» WHAT YOU WILL DO:
Using the material below, copy every line where "міста" appears.

» RECORDS SHOWN:
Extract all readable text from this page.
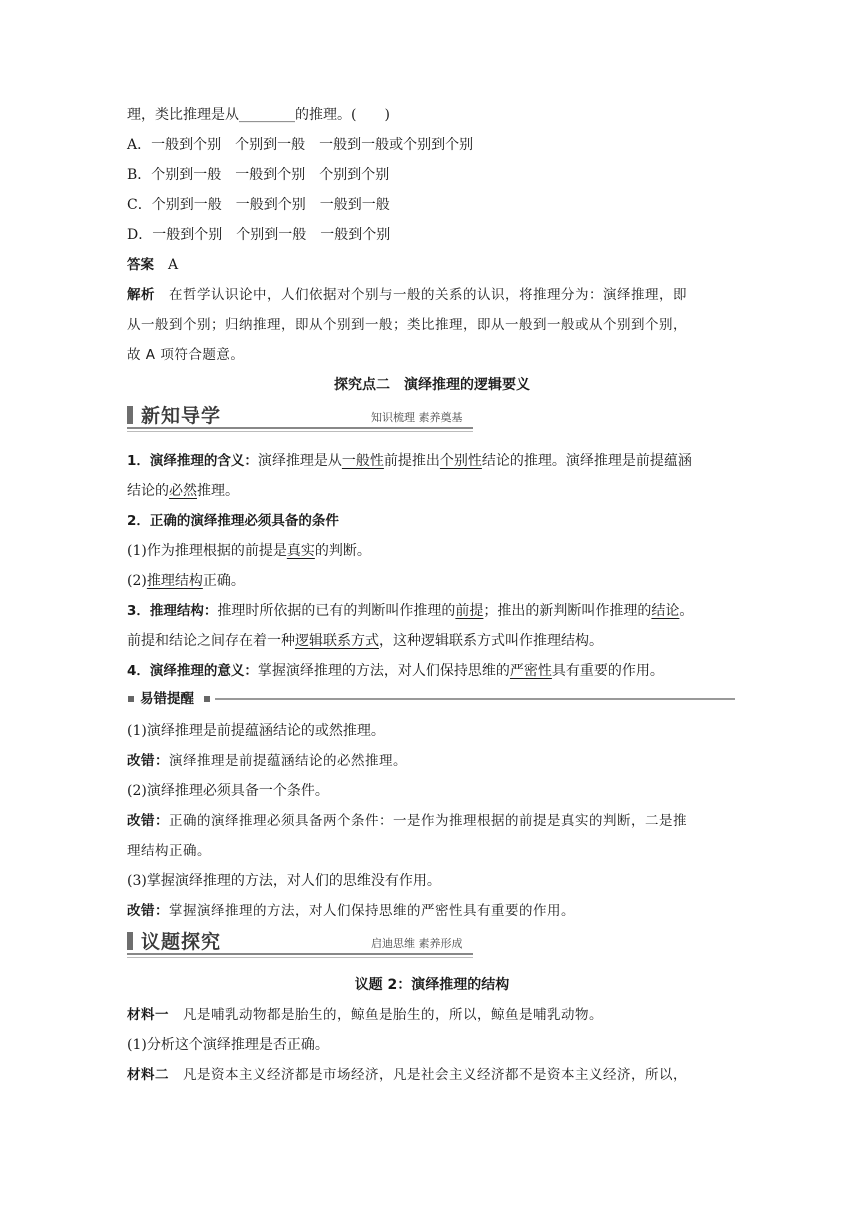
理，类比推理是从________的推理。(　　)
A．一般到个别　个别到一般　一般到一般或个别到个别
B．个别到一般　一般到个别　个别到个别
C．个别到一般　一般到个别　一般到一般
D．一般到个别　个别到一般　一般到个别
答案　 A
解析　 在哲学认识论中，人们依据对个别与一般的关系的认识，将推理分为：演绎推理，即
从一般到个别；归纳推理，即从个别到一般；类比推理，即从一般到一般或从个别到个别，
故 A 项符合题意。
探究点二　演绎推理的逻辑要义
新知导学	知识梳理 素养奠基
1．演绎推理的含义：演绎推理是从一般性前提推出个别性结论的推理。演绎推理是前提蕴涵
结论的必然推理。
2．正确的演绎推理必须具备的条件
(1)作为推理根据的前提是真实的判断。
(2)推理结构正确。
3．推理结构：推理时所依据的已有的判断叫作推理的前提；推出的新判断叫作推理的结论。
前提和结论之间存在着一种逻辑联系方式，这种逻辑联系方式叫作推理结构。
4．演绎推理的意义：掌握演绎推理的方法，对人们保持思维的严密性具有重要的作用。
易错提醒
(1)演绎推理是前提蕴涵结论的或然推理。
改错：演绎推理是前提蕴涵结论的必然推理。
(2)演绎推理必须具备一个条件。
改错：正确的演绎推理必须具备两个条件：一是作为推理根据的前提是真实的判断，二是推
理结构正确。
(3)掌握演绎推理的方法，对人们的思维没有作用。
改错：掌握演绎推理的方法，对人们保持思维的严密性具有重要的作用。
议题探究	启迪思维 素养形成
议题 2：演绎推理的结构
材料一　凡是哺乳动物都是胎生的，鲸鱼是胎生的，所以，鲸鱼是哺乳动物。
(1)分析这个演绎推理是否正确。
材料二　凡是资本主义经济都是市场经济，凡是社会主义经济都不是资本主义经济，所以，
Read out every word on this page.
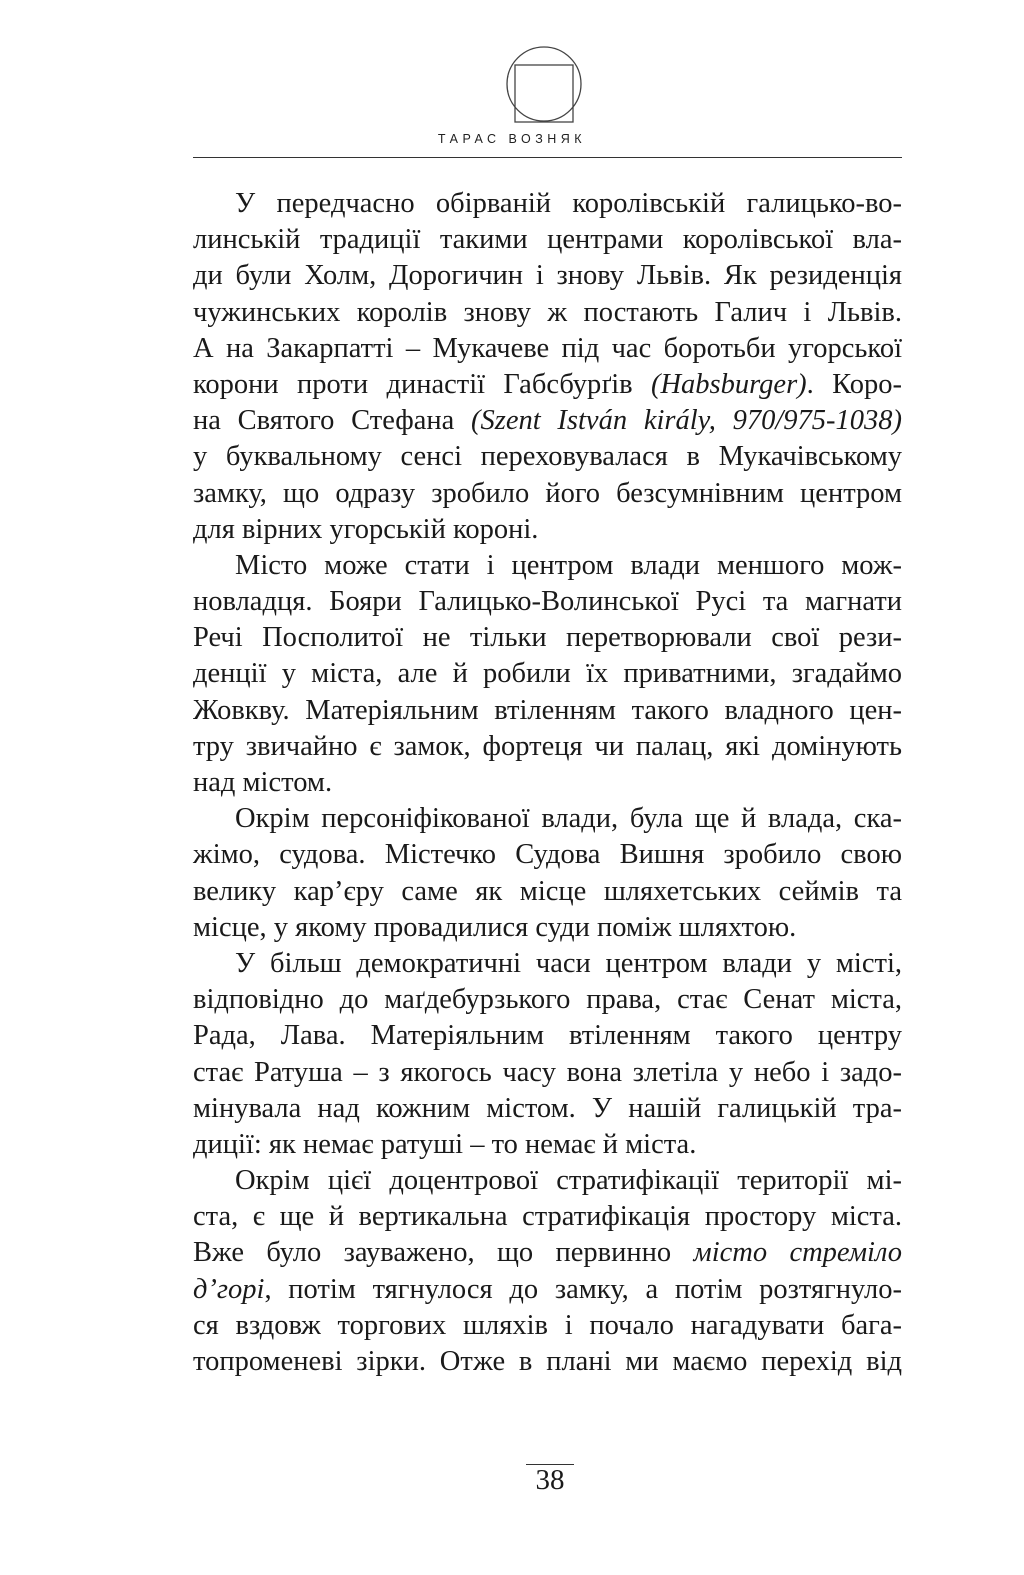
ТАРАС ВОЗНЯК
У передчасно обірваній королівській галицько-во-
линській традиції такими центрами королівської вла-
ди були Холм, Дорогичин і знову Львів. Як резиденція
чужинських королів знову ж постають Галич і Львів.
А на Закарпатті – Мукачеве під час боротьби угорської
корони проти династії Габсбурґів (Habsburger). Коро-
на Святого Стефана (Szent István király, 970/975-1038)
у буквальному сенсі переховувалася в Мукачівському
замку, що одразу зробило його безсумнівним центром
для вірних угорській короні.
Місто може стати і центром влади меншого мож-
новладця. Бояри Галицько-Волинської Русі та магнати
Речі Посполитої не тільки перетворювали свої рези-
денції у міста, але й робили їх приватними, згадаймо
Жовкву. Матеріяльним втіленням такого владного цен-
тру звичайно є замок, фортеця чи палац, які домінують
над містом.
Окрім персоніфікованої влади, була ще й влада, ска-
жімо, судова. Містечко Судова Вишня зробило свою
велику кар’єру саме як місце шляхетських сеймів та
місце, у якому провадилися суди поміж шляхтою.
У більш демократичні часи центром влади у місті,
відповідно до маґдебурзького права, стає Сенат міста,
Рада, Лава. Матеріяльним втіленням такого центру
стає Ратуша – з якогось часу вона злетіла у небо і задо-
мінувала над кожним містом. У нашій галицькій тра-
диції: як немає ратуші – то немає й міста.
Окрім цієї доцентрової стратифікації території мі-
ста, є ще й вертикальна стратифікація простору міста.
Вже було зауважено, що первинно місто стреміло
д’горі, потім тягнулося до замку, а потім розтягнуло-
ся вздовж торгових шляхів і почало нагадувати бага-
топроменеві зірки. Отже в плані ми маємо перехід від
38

» WORKED ANSWER:
денції у міста, але й робили їх приватними, згадаймо
відповідно до маґдебурзького права, стає Сенат міста,
диції: як немає ратуші – то немає й міста.
ста, є ще й вертикальна стратифікація простору міста.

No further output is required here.